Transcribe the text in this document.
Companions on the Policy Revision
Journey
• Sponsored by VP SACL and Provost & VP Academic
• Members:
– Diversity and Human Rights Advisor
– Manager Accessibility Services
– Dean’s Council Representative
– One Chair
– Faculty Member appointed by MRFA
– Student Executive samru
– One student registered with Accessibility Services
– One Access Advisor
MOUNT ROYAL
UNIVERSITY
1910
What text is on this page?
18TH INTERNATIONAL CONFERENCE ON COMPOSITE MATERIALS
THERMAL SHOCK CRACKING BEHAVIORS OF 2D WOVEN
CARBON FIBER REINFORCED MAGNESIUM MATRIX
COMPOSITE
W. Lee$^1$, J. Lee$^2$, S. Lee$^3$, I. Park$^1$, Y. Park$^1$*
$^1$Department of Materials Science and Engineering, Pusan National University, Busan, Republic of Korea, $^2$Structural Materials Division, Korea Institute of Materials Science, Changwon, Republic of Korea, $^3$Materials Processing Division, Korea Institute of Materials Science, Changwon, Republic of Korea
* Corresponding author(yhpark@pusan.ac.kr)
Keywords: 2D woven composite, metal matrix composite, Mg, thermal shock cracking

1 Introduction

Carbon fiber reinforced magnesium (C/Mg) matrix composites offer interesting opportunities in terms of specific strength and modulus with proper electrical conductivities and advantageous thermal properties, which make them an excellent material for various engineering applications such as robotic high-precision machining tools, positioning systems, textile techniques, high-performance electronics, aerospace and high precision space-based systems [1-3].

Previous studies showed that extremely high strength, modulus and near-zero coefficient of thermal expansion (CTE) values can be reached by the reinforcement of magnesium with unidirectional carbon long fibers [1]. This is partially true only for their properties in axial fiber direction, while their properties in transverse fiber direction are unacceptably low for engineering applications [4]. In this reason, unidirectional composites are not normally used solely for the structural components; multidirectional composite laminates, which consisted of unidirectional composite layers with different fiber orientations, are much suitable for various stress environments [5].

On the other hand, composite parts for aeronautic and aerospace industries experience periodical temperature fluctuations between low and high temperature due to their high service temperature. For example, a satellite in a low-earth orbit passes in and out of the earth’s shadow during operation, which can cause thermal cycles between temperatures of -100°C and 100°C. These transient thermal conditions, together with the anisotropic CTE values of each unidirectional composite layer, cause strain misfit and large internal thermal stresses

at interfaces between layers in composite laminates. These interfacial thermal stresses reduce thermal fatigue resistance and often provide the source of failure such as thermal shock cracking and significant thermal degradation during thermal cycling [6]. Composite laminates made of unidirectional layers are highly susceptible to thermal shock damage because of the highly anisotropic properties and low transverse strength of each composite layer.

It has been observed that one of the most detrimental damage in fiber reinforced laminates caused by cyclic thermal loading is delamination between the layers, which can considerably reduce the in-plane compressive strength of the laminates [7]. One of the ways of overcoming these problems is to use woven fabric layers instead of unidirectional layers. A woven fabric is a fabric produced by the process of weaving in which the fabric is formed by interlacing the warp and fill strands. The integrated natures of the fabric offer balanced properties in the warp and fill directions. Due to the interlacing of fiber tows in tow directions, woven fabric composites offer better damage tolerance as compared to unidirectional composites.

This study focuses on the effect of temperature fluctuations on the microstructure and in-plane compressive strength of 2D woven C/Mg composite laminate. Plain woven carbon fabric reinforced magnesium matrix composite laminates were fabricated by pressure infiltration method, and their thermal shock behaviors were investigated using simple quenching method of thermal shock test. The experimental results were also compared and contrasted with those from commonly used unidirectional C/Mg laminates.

##############################

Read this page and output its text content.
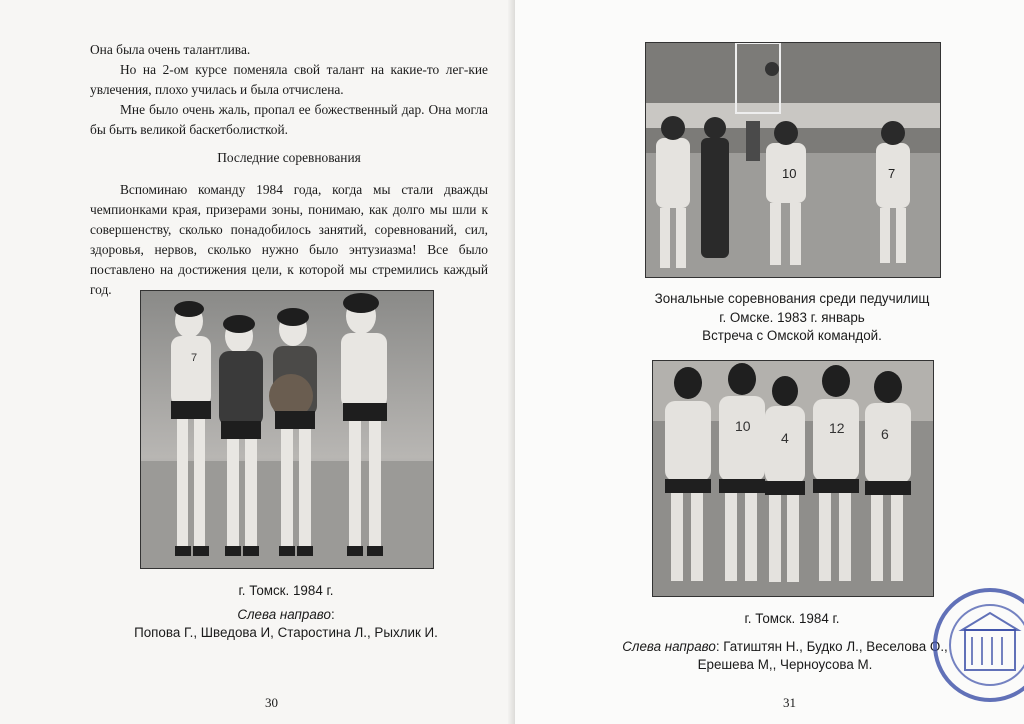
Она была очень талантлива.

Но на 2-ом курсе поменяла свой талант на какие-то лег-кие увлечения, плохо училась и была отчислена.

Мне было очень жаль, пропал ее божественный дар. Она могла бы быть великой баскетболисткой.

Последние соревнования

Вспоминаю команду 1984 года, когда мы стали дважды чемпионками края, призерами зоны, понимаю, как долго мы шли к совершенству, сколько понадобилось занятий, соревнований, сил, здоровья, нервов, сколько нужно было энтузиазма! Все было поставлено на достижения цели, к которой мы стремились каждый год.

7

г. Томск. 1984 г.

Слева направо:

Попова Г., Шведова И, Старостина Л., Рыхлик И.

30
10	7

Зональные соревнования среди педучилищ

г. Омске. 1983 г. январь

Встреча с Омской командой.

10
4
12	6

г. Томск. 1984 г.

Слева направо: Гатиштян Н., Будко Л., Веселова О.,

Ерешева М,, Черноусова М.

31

##############################

▶ **Exercise description**
Collect the lines that hold "page".

▶ **Completed exercise**
What text is on this page?
Read this page and output its text content.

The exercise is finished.